▶ [Given exercise] Write out each entry, exactly the way it appears.

▶ [Saved data entries]
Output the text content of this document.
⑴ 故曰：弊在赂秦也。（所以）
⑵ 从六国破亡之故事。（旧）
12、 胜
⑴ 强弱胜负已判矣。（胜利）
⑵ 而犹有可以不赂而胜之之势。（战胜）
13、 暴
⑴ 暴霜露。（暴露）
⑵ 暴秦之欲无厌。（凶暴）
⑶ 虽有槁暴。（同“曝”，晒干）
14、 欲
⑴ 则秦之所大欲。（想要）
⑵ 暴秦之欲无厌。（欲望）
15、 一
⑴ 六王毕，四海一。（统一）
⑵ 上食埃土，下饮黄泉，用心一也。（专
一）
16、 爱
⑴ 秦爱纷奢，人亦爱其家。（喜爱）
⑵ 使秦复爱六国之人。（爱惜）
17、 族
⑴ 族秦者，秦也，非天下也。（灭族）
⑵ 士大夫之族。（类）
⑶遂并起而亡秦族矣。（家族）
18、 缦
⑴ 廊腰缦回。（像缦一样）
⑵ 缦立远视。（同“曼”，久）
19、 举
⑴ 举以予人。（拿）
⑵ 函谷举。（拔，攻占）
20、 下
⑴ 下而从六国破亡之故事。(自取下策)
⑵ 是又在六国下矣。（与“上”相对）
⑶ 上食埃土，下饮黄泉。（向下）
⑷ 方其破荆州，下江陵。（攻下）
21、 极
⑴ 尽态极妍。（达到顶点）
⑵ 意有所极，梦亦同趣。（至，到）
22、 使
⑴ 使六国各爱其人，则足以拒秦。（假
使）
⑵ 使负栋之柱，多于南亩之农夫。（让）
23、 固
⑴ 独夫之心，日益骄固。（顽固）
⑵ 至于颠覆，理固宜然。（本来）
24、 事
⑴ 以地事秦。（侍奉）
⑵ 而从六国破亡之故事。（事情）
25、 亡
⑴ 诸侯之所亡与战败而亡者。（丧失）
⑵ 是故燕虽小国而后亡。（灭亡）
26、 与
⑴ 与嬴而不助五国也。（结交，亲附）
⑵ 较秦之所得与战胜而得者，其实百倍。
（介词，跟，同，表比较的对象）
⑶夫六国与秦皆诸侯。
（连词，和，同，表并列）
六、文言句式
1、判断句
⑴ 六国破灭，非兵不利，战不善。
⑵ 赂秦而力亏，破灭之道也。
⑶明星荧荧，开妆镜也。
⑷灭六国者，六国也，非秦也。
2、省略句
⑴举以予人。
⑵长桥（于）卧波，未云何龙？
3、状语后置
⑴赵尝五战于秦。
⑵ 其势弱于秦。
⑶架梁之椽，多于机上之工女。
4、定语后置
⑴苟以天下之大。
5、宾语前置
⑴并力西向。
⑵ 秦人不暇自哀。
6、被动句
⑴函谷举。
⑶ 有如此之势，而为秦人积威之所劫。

▶ [Solution]
Output the text content of this document.
⑴ 故曰：弊在赂秦也。（所以）
⑵ 从六国破亡之故事。（旧）
12、 胜
⑴ 强弱胜负已判矣。（胜利）
⑵ 而犹有可以不赂而胜之之势。（战胜）
13、 暴
⑴ 暴霜露。（暴露）
⑵ 暴秦之欲无厌。（凶暴）
⑶ 虽有槁暴。（同“曝”，晒干）
14、 欲
⑴ 则秦之所大欲。（想要）
⑵ 暴秦之欲无厌。（欲望）
15、 一
⑴ 六王毕，四海一。（统一）
⑵ 上食埃土，下饮黄泉，用心一也。（专
一）
16、 爱
⑴ 秦爱纷奢，人亦爱其家。（喜爱）
⑵ 使秦复爱六国之人。（爱惜）
17、 族
⑴ 族秦者，秦也，非天下也。（灭族）
⑵ 士大夫之族。（类）
⑶遂并起而亡秦族矣。（家族）
18、 缦
⑴ 廊腰缦回。（像缦一样）
⑵ 缦立远视。（同“曼”，久）
19、 举
⑴ 举以予人。（拿）
⑵ 函谷举。（拔，攻占）
20、 下
⑴ 下而从六国破亡之故事。(自取下策)
⑵ 是又在六国下矣。（与“上”相对）
⑶ 上食埃土，下饮黄泉。（向下）
⑷ 方其破荆州，下江陵。（攻下）
21、 极
⑴ 尽态极妍。（达到顶点）
⑵ 意有所极，梦亦同趣。（至，到）
22、 使
⑴ 使六国各爱其人，则足以拒秦。（假
使）
⑵ 使负栋之柱，多于南亩之农夫。（让）
23、 固
⑴ 独夫之心，日益骄固。（顽固）
⑵ 至于颠覆，理固宜然。（本来）
24、 事
⑴ 以地事秦。（侍奉）
⑵ 而从六国破亡之故事。（事情）
25、 亡
⑴ 诸侯之所亡与战败而亡者。（丧失）
⑵ 是故燕虽小国而后亡。（灭亡）
26、 与
⑴ 与嬴而不助五国也。（结交，亲附）
⑵ 较秦之所得与战胜而得者，其实百倍。
（介词，跟，同，表比较的对象）
⑶夫六国与秦皆诸侯。
（连词，和，同，表并列）
六、文言句式
1、判断句
⑴ 六国破灭，非兵不利，战不善。
⑵ 赂秦而力亏，破灭之道也。
⑶明星荧荧，开妆镜也。
⑷灭六国者，六国也，非秦也。
2、省略句
⑴举以予人。
⑵长桥（于）卧波，未云何龙？
3、状语后置
⑴赵尝五战于秦。
⑵ 其势弱于秦。
⑶架梁之椽，多于机上之工女。
4、定语后置
⑴苟以天下之大。
5、宾语前置
⑴并力西向。
⑵ 秦人不暇自哀。
6、被动句
⑴函谷举。
⑶ 有如此之势，而为秦人积威之所劫。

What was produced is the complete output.